▸ SHORT EXERCISE:
Where a line of the listing below includes the word "PROPRIETARIO", reproduce that line.

[Stored data]
============================================================
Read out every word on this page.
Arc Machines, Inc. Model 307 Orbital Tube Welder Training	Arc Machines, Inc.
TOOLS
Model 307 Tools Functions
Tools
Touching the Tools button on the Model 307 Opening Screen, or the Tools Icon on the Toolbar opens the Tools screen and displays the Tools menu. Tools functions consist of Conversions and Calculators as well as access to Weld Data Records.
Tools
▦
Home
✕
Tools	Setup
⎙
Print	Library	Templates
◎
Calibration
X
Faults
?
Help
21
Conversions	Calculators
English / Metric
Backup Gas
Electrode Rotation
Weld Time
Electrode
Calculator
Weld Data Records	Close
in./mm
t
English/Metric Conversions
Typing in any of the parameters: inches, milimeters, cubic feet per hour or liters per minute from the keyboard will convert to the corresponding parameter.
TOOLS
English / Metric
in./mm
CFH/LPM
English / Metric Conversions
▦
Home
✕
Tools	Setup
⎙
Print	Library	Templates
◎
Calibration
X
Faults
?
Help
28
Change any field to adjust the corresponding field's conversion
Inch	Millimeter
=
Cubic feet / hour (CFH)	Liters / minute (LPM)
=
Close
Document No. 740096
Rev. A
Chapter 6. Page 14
============================================================
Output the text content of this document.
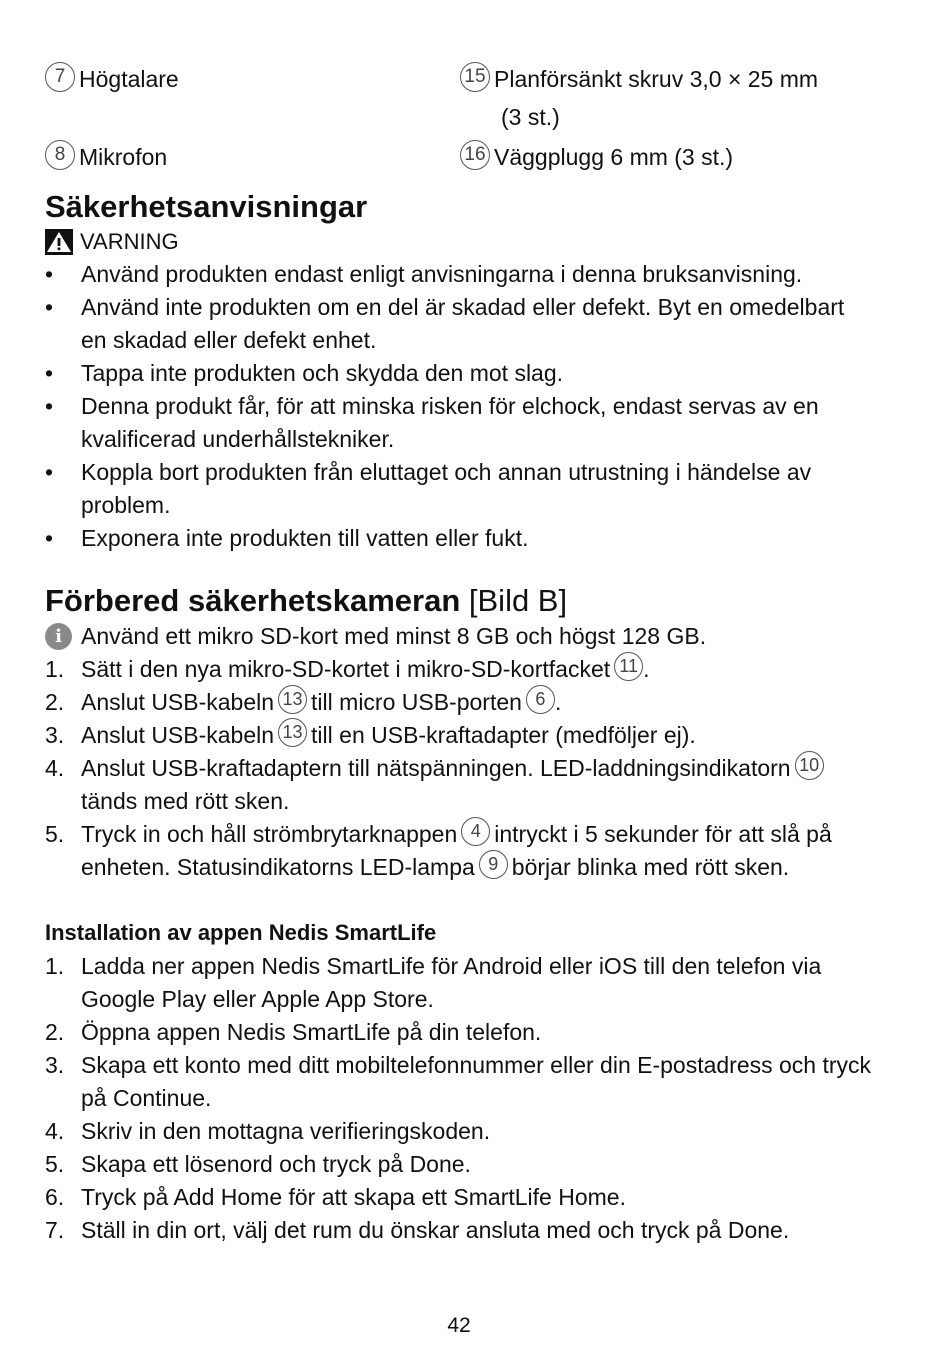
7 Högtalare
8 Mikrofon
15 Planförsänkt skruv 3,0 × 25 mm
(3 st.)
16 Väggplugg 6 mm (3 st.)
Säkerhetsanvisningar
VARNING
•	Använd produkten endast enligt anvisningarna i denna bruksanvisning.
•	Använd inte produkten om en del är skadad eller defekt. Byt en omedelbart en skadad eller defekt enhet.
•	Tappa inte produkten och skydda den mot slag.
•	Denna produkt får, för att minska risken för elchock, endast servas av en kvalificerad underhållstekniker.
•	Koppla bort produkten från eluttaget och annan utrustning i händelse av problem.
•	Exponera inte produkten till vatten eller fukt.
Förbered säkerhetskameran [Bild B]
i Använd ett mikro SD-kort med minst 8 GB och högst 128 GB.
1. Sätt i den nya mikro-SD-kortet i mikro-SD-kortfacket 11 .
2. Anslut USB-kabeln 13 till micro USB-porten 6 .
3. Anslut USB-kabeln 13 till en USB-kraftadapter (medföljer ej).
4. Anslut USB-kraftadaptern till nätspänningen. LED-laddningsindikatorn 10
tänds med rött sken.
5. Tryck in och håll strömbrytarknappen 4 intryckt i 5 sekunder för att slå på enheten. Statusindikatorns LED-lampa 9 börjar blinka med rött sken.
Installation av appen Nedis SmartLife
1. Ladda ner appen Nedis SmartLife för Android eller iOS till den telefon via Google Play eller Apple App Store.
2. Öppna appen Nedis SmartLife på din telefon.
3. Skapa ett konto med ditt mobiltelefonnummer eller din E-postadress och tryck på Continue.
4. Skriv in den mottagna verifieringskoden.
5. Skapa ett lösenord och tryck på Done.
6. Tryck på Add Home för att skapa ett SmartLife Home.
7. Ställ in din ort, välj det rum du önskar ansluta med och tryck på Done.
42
============================================================
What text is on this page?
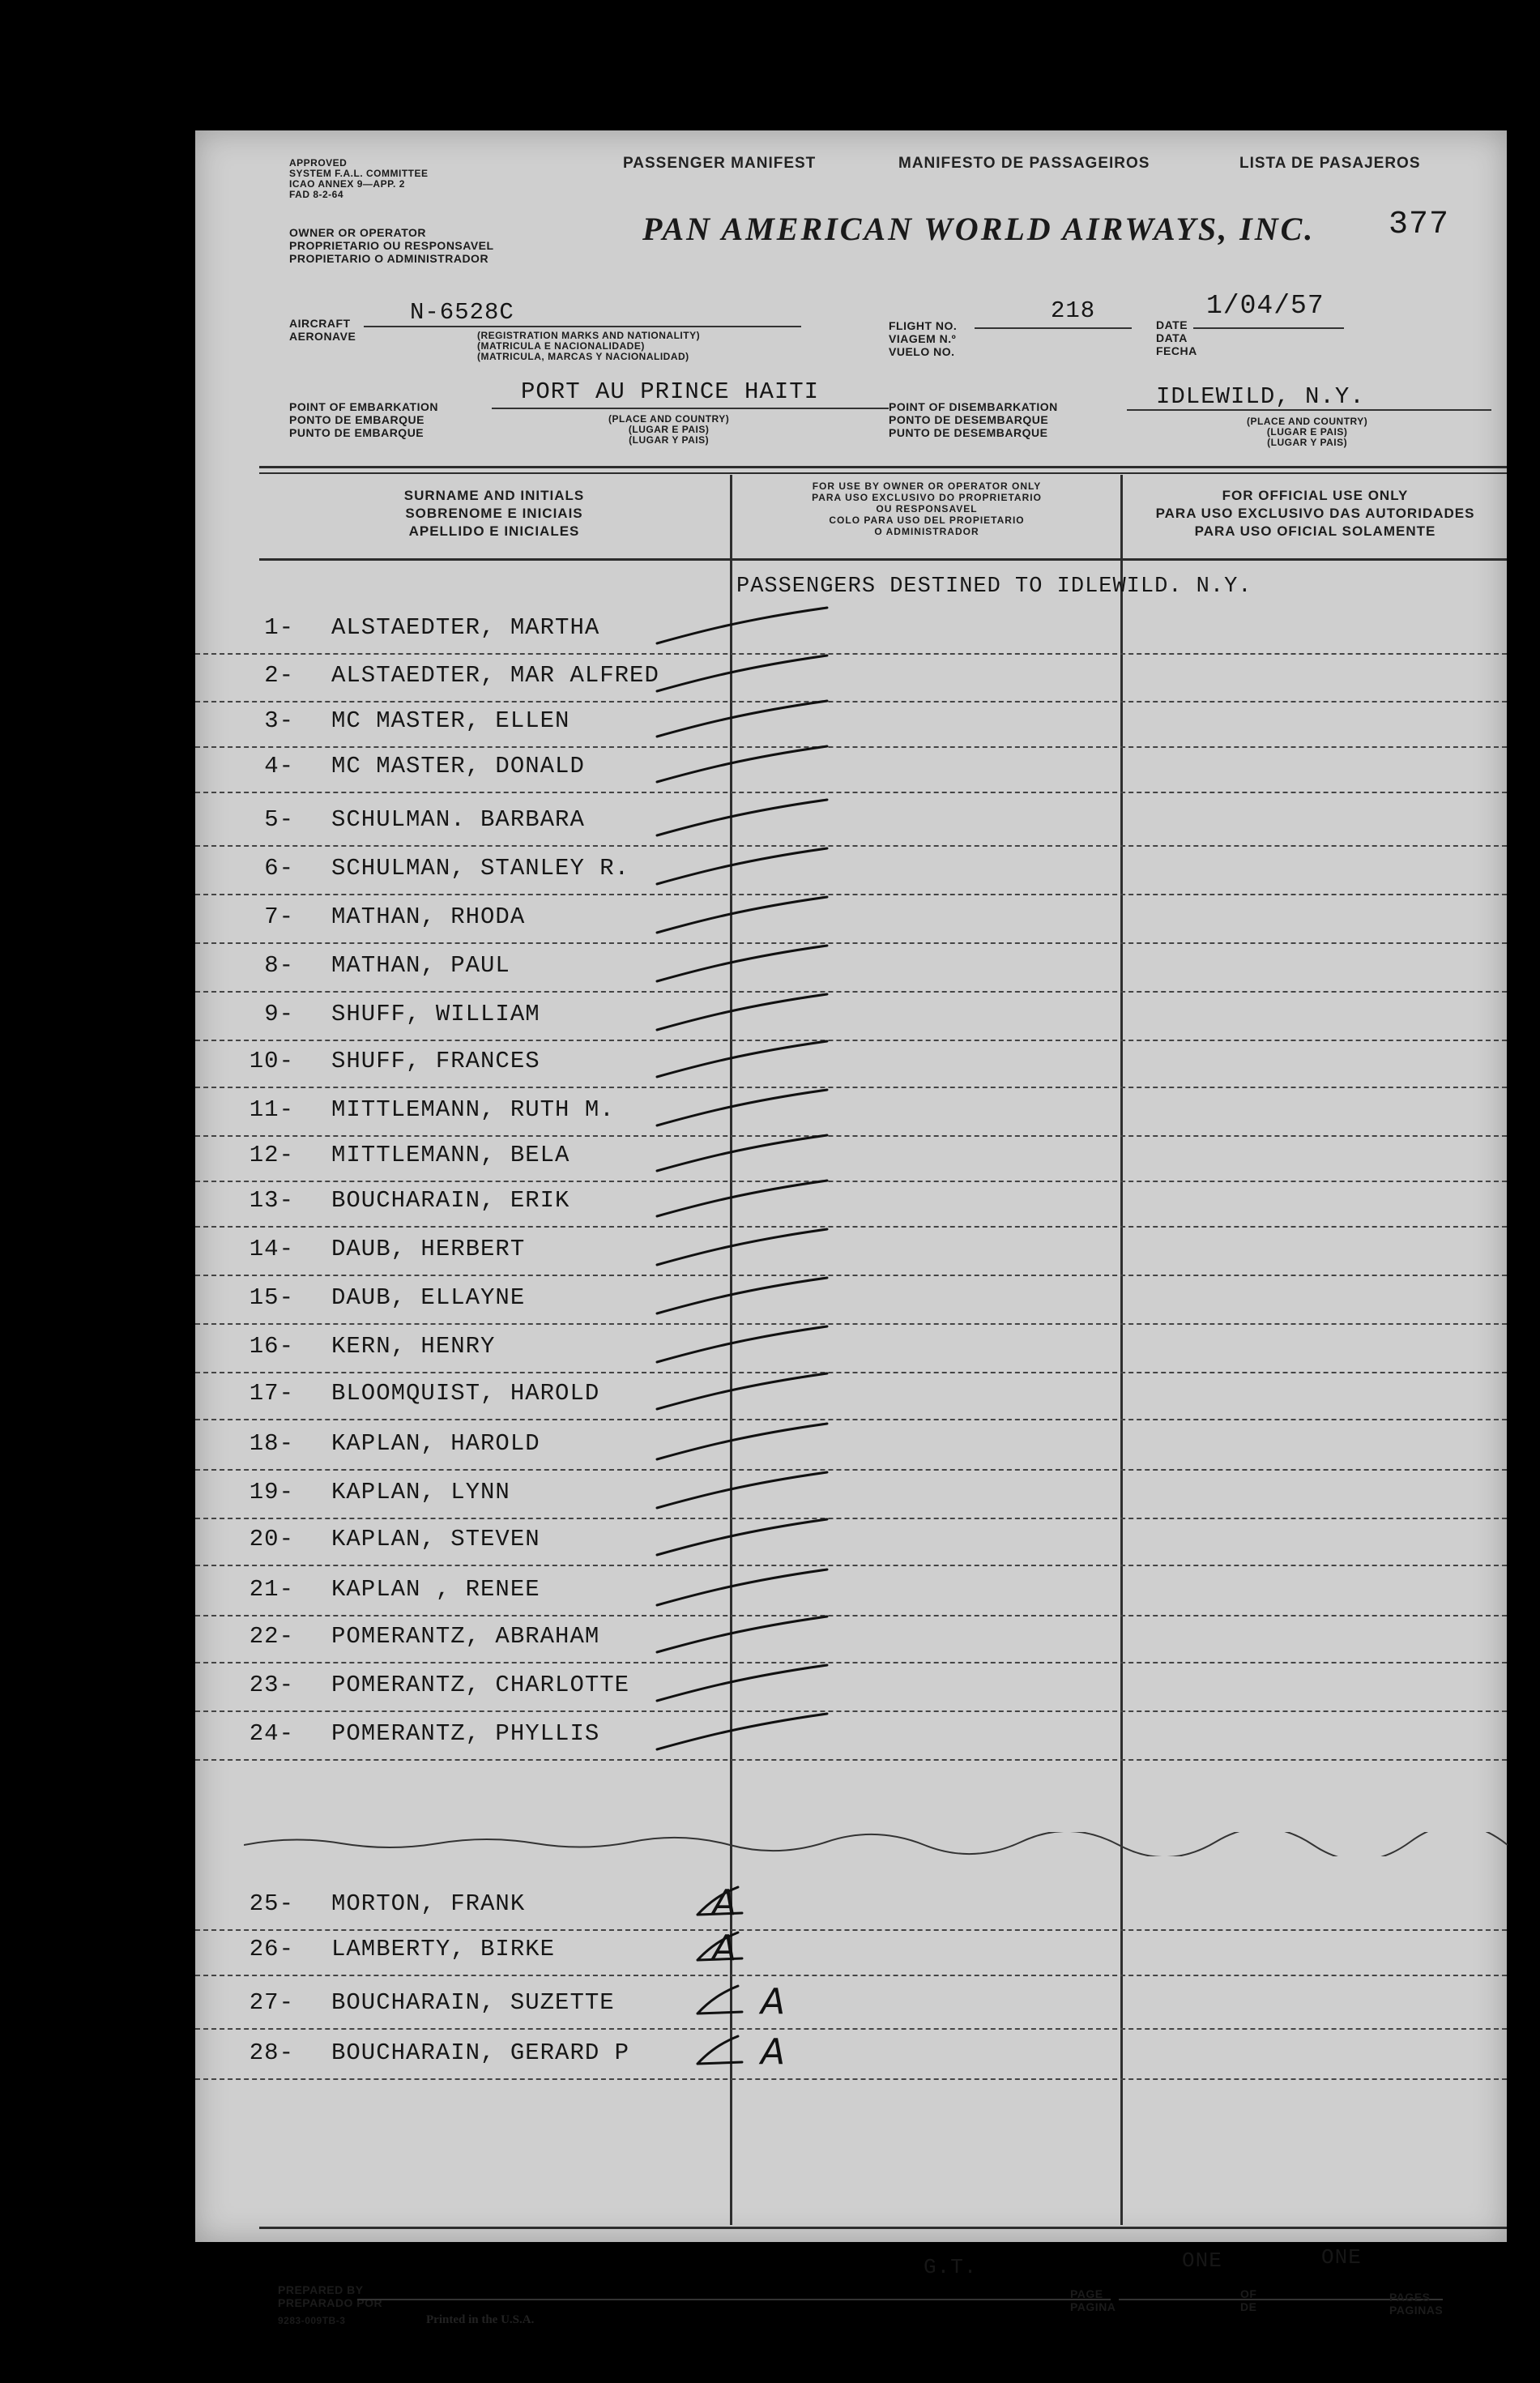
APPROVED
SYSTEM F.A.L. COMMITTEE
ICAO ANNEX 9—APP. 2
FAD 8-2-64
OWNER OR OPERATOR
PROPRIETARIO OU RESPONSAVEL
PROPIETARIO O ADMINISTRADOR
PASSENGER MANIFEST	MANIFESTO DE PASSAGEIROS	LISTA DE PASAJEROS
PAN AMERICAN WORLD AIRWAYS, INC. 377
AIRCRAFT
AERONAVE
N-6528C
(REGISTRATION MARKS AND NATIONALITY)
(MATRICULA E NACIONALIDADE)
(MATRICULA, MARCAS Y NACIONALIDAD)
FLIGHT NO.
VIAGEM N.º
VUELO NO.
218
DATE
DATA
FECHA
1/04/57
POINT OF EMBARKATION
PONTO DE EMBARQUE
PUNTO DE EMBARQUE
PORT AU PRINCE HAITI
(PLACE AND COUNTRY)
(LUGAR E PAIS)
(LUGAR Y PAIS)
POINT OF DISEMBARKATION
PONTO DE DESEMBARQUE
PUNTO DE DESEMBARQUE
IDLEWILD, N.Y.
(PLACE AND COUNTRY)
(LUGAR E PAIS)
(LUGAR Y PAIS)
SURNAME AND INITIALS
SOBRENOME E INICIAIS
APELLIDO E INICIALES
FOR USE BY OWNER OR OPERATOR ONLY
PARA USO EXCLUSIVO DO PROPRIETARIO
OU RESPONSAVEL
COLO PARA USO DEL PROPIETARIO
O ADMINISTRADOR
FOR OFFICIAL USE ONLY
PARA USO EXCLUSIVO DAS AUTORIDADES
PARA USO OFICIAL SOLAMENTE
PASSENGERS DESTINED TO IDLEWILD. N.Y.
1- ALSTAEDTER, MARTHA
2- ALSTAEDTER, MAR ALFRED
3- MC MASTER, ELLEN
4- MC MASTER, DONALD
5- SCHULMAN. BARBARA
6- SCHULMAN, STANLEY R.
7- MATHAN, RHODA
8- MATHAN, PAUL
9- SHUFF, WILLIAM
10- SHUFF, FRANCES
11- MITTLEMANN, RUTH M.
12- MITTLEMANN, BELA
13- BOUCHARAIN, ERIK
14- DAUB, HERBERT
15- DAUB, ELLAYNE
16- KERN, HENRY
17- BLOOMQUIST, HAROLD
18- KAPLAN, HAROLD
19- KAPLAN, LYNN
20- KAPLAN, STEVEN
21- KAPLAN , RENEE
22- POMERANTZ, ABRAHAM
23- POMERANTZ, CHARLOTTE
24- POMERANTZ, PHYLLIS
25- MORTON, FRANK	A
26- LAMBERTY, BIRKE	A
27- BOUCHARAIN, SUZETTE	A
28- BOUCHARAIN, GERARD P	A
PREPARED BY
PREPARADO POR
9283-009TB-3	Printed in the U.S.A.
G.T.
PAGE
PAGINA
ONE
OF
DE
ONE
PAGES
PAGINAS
============================================================
▸ TASK OUTPUT:
PROPRIETARIO OU RESPONSAVEL
PARA USO EXCLUSIVO DO PROPRIETARIO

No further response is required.